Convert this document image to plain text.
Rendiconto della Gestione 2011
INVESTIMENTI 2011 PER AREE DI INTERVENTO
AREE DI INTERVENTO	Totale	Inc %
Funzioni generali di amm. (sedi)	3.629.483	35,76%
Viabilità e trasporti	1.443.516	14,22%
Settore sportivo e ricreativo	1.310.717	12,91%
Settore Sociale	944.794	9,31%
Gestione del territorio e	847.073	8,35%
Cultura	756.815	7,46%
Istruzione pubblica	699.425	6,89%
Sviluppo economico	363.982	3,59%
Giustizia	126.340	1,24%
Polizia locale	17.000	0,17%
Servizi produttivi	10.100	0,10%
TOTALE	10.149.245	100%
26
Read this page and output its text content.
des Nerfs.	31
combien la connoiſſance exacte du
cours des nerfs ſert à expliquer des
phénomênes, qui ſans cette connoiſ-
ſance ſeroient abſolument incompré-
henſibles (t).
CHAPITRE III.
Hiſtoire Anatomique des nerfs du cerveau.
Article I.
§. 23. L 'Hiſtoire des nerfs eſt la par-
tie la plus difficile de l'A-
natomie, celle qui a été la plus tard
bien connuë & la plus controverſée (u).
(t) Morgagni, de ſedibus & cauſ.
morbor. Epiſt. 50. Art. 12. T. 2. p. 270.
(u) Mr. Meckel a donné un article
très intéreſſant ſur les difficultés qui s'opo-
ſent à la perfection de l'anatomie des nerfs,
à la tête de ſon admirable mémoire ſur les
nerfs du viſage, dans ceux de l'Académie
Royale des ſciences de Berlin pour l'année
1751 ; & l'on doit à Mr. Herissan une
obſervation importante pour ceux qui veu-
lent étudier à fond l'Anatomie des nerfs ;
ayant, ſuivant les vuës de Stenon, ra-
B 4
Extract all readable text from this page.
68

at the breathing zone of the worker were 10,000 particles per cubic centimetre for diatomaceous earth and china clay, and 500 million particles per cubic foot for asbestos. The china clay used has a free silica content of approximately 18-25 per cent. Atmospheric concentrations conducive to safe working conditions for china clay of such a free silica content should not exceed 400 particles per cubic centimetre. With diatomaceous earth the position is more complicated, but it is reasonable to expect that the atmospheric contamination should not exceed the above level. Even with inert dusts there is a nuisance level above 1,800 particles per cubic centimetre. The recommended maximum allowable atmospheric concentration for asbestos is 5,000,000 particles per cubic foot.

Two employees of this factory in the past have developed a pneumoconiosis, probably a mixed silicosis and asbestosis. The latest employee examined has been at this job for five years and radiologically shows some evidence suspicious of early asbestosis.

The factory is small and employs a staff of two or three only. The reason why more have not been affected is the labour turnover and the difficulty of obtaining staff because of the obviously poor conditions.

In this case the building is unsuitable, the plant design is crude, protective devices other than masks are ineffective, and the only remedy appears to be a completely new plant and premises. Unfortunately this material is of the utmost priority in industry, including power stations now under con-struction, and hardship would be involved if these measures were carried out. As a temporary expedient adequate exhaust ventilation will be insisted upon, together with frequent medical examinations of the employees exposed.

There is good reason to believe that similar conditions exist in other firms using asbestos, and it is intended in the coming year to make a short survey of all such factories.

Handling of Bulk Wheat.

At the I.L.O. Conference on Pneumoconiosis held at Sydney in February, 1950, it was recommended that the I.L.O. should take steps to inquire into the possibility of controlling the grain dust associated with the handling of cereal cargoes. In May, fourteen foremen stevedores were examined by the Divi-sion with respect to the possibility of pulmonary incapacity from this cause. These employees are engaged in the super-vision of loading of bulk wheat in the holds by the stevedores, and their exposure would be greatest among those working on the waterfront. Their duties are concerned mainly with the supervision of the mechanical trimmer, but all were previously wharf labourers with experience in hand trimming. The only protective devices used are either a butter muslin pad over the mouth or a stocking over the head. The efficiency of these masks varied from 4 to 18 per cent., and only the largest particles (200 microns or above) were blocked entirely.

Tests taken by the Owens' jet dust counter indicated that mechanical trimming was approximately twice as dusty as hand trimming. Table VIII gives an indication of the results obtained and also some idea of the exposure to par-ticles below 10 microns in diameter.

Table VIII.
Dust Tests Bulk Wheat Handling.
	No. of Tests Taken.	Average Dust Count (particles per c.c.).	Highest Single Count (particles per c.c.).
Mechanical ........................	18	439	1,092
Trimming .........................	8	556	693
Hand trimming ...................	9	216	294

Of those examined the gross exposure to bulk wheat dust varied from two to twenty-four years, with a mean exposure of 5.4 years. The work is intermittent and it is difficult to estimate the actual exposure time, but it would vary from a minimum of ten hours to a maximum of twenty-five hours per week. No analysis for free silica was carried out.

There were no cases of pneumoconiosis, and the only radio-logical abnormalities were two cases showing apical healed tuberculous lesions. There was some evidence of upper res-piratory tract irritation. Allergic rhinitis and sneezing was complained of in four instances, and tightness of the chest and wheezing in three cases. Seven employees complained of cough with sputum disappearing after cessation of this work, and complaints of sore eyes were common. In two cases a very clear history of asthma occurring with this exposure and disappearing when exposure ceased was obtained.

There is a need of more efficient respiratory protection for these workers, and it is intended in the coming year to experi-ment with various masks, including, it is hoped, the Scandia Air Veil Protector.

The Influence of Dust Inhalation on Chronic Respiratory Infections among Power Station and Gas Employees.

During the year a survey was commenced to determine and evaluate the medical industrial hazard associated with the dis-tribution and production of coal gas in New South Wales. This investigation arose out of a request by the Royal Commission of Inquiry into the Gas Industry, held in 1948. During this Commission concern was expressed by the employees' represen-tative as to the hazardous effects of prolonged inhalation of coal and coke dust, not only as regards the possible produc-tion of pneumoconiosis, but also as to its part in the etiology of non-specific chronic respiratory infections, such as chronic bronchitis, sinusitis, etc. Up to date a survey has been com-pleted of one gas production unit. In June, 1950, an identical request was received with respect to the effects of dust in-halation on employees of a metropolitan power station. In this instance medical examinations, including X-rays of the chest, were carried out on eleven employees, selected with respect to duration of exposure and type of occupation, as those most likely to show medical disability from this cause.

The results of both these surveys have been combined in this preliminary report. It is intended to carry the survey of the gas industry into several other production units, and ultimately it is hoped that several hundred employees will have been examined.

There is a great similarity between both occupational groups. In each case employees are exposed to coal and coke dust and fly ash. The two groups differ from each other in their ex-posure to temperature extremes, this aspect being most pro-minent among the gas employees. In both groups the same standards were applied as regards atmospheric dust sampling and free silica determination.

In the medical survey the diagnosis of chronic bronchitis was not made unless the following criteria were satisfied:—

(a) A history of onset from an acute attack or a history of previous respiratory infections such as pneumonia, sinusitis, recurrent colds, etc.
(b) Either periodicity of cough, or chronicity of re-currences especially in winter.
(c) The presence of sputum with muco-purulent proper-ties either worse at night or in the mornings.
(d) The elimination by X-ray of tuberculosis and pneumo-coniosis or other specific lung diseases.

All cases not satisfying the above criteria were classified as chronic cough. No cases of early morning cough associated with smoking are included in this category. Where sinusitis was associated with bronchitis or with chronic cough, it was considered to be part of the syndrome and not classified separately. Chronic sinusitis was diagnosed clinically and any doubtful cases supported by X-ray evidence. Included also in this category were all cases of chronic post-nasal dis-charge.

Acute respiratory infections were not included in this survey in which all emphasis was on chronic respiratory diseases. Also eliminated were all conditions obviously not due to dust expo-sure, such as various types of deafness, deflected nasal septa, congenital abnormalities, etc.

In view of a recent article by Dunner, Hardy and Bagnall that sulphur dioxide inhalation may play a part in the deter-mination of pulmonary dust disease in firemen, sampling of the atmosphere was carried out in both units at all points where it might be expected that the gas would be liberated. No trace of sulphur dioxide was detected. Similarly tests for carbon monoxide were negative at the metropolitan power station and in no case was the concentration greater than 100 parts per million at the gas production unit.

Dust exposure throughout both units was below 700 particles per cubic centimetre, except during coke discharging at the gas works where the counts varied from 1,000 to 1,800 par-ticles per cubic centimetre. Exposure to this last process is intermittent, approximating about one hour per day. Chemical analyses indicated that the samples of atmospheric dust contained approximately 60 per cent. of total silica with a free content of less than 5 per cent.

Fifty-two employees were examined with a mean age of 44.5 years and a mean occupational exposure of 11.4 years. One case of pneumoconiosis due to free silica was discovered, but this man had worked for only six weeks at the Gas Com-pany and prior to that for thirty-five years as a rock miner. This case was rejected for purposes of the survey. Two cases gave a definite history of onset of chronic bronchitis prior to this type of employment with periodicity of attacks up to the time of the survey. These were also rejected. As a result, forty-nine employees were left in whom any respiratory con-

...

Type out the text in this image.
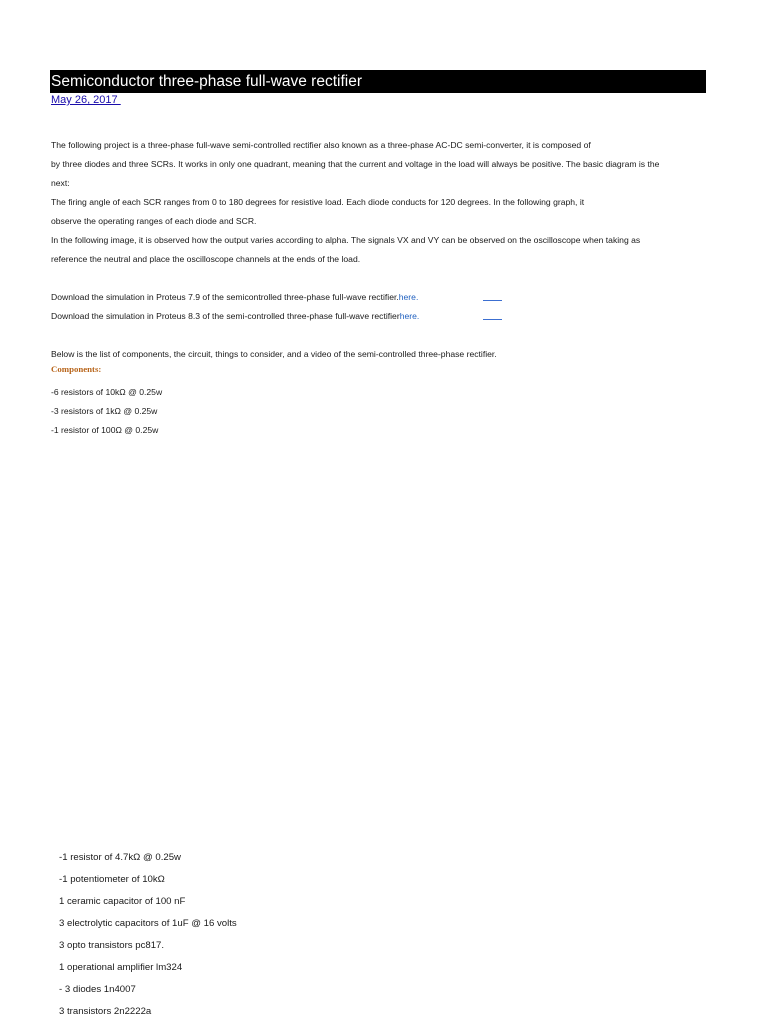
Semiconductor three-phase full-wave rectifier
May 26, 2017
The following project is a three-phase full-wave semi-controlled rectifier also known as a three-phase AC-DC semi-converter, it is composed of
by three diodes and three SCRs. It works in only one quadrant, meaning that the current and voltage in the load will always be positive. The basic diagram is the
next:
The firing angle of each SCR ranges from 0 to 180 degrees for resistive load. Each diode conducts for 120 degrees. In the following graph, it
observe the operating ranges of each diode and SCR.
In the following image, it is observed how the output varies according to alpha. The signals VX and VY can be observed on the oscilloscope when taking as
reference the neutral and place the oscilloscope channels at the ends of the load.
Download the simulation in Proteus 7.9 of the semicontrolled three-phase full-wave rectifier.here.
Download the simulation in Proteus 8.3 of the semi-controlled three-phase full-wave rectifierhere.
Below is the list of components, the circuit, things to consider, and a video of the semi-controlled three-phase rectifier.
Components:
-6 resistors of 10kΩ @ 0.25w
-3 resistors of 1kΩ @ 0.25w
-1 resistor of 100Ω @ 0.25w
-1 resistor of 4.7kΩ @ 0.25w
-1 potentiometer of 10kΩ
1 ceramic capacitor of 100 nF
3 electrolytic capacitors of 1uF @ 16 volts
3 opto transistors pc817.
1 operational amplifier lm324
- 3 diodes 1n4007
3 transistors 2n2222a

## WHAT THE TASK REQUIRES
Determine how many lines in the listing above hold the word "ranges", answering with the number only.

## FINISHED EXERCISE
2